WORK INSTRUCTIONS - Reproduce every line of text in all the items below verbatim, and omit the pictures from your answer.

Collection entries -
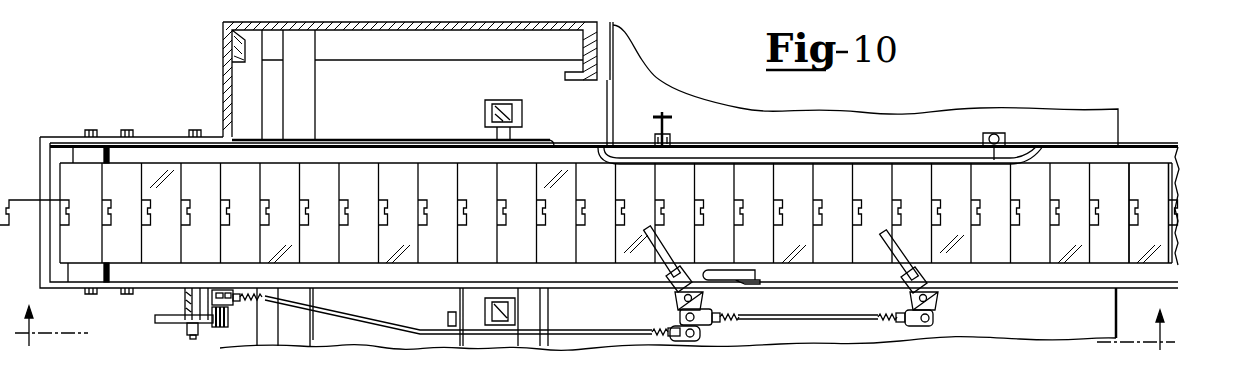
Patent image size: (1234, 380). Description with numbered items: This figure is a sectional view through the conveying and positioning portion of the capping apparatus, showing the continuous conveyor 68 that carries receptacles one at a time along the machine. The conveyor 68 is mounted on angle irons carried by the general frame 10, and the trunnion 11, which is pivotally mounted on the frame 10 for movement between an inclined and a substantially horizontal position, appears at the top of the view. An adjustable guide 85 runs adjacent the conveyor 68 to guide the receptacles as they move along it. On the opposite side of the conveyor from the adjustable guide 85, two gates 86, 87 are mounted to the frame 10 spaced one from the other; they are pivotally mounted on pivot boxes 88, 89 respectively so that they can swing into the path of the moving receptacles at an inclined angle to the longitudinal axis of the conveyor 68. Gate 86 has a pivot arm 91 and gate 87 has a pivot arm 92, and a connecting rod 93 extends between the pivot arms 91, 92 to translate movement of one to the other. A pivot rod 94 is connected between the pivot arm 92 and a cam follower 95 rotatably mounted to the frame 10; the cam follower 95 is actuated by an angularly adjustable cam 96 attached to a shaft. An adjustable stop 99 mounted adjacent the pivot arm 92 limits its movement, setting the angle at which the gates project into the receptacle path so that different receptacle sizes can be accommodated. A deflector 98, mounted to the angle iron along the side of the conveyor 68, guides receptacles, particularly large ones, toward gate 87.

The frame 10 is at (655, 96).
The trunnion 11 is at (595, 340).
The continuous conveyor 68 is at (1145, 196).
The adjustable guide 85 is at (690, 160).
The gate 86 is at (893, 250).
The gate 87 is at (655, 246).
The pivot box 88 is at (935, 300).
The pivot box 89 is at (703, 296).
The pivot arm 91 is at (924, 327).
The pivot arm 92 is at (708, 333).
The connecting rod 93 is at (828, 320).
The pivot rod 94 is at (623, 336).
The cam follower 95 is at (233, 313).
The angularly adjustable cam 96 is at (162, 323).
The deflector 98 is at (735, 270).
The adjustable stop 99 is at (670, 119).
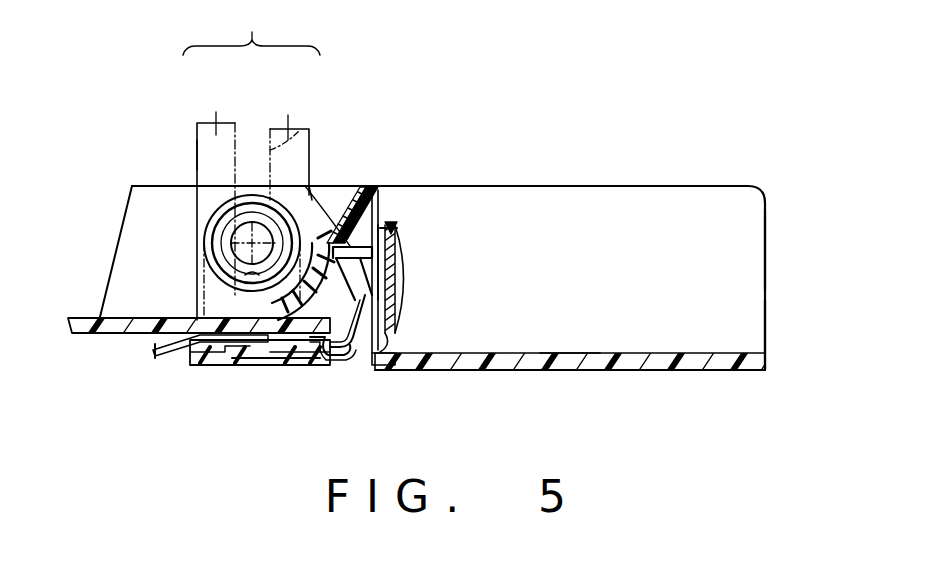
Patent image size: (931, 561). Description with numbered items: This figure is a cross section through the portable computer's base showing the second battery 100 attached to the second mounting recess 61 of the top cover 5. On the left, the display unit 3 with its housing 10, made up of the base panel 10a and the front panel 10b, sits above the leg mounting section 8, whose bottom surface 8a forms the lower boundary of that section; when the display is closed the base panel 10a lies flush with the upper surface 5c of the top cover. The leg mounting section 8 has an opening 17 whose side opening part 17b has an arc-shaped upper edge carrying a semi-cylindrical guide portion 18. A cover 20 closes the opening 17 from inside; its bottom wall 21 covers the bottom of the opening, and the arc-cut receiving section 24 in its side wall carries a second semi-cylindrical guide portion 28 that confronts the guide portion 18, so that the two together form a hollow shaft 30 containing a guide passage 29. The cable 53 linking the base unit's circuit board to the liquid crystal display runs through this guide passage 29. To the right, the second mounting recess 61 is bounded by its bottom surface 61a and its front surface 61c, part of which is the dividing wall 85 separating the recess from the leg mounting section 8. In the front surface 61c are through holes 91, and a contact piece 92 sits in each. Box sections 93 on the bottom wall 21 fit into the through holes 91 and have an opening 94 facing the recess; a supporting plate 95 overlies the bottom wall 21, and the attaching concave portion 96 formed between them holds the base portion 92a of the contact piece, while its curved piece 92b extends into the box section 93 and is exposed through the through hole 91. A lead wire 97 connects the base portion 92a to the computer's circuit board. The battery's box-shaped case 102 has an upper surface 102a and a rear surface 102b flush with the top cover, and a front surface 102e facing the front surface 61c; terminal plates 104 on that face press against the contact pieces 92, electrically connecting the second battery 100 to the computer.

The display unit 3 is at (194, 152).
The top cover 5 is at (362, 186).
The upper surface 5c is at (182, 186).
The leg mounting section 8 is at (134, 257).
The bottom surface 8a is at (120, 318).
The housing 10 is at (250, 163).
The base panel 10a is at (286, 125).
The front panel 10b is at (217, 118).
The opening 17 is at (218, 316).
The side opening part 17b is at (236, 225).
The guide portion 18 is at (142, 186).
The cover 20 is at (318, 244).
The bottom wall 21 is at (283, 360).
The receiving section 24 is at (245, 362).
The guide portion 28 is at (216, 344).
The guide passage 29 is at (230, 264).
The hollow shaft 30 is at (313, 186).
The cable 53 is at (267, 172).
The second mounting recess 61 is at (693, 338).
The bottom surface 61a is at (561, 352).
The front surface 61c is at (376, 210).
The dividing wall 85 is at (399, 217).
The through hole 91 is at (383, 365).
The contact piece 92 is at (349, 352).
The base portion 92a is at (266, 355).
The curved piece 92b is at (395, 300).
The box section 93 is at (396, 250).
The opening 94 is at (388, 330).
The supporting plate 95 is at (312, 370).
The attaching concave portion 96 is at (332, 321).
The lead wire 97 is at (161, 356).
The second battery 100 is at (665, 182).
The case 102 is at (752, 256).
The upper surface 102a is at (514, 184).
The rear surface 102b is at (766, 300).
The front surface 102e is at (393, 231).
The terminal plates 104 is at (400, 265).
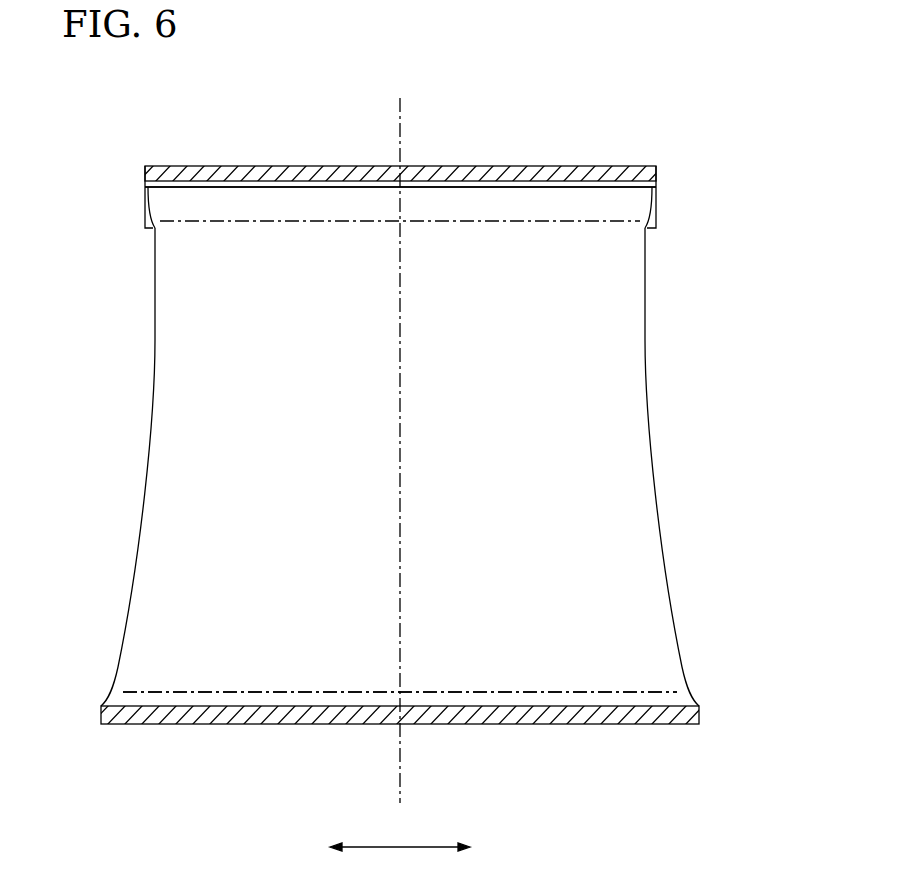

EXERCISE RESPONSE -
Patent image size: (1234, 380). Description with numbered items: This figure is a sectional view through the conveying and positioning portion of the capping apparatus, showing the continuous conveyor 68 that carries receptacles one at a time along the machine. The conveyor 68 is mounted on angle irons carried by the general frame 10, and the trunnion 11, which is pivotally mounted on the frame 10 for movement between an inclined and a substantially horizontal position, appears at the top of the view. An adjustable guide 85 runs adjacent the conveyor 68 to guide the receptacles as they move along it. On the opposite side of the conveyor from the adjustable guide 85, two gates 86, 87 are mounted to the frame 10 spaced one from the other; they are pivotally mounted on pivot boxes 88, 89 respectively so that they can swing into the path of the moving receptacles at an inclined angle to the longitudinal axis of the conveyor 68. Gate 86 has a pivot arm 91 and gate 87 has a pivot arm 92, and a connecting rod 93 extends between the pivot arms 91, 92 to translate movement of one to the other. A pivot rod 94 is connected between the pivot arm 92 and a cam follower 95 rotatably mounted to the frame 10; the cam follower 95 is actuated by an angularly adjustable cam 96 attached to a shaft. An adjustable stop 99 mounted adjacent the pivot arm 92 limits its movement, setting the angle at which the gates project into the receptacle path so that different receptacle sizes can be accommodated. A deflector 98, mounted to the angle iron along the side of the conveyor 68, guides receptacles, particularly large ones, toward gate 87.

The frame 10 is at (655, 96).
The trunnion 11 is at (595, 340).
The continuous conveyor 68 is at (1145, 196).
The adjustable guide 85 is at (690, 160).
The gate 86 is at (893, 250).
The gate 87 is at (655, 246).
The pivot box 88 is at (935, 300).
The pivot box 89 is at (703, 296).
The pivot arm 91 is at (924, 327).
The pivot arm 92 is at (708, 333).
The connecting rod 93 is at (828, 320).
The pivot rod 94 is at (623, 336).
The cam follower 95 is at (233, 313).
The angularly adjustable cam 96 is at (162, 323).
The deflector 98 is at (735, 270).
The adjustable stop 99 is at (670, 119).
Patent image size: (931, 561). Description with numbered items: This figure is a cross section through the portable computer's base showing the second battery 100 attached to the second mounting recess 61 of the top cover 5. On the left, the display unit 3 with its housing 10, made up of the base panel 10a and the front panel 10b, sits above the leg mounting section 8, whose bottom surface 8a forms the lower boundary of that section; when the display is closed the base panel 10a lies flush with the upper surface 5c of the top cover. The leg mounting section 8 has an opening 17 whose side opening part 17b has an arc-shaped upper edge carrying a semi-cylindrical guide portion 18. A cover 20 closes the opening 17 from inside; its bottom wall 21 covers the bottom of the opening, and the arc-cut receiving section 24 in its side wall carries a second semi-cylindrical guide portion 28 that confronts the guide portion 18, so that the two together form a hollow shaft 30 containing a guide passage 29. The cable 53 linking the base unit's circuit board to the liquid crystal display runs through this guide passage 29. To the right, the second mounting recess 61 is bounded by its bottom surface 61a and its front surface 61c, part of which is the dividing wall 85 separating the recess from the leg mounting section 8. In the front surface 61c are through holes 91, and a contact piece 92 sits in each. Box sections 93 on the bottom wall 21 fit into the through holes 91 and have an opening 94 facing the recess; a supporting plate 95 overlies the bottom wall 21, and the attaching concave portion 96 formed between them holds the base portion 92a of the contact piece, while its curved piece 92b extends into the box section 93 and is exposed through the through hole 91. A lead wire 97 connects the base portion 92a to the computer's circuit board. The battery's box-shaped case 102 has an upper surface 102a and a rear surface 102b flush with the top cover, and a front surface 102e facing the front surface 61c; terminal plates 104 on that face press against the contact pieces 92, electrically connecting the second battery 100 to the computer.

The display unit 3 is at (194, 152).
The top cover 5 is at (362, 186).
The upper surface 5c is at (182, 186).
The leg mounting section 8 is at (134, 257).
The bottom surface 8a is at (120, 318).
The housing 10 is at (250, 163).
The base panel 10a is at (286, 125).
The front panel 10b is at (217, 118).
The opening 17 is at (218, 316).
The side opening part 17b is at (236, 225).
The guide portion 18 is at (142, 186).
The cover 20 is at (318, 244).
The bottom wall 21 is at (283, 360).
The receiving section 24 is at (245, 362).
The guide portion 28 is at (216, 344).
The guide passage 29 is at (230, 264).
The hollow shaft 30 is at (313, 186).
The cable 53 is at (267, 172).
The second mounting recess 61 is at (693, 338).
The bottom surface 61a is at (561, 352).
The front surface 61c is at (376, 210).
The dividing wall 85 is at (399, 217).
The through hole 91 is at (383, 365).
The contact piece 92 is at (349, 352).
The base portion 92a is at (266, 355).
The curved piece 92b is at (395, 300).
The box section 93 is at (396, 250).
The opening 94 is at (388, 330).
The supporting plate 95 is at (312, 370).
The attaching concave portion 96 is at (332, 321).
The lead wire 97 is at (161, 356).
The second battery 100 is at (665, 182).
The case 102 is at (752, 256).
The upper surface 102a is at (514, 184).
The rear surface 102b is at (766, 300).
The front surface 102e is at (393, 231).
The terminal plates 104 is at (400, 265).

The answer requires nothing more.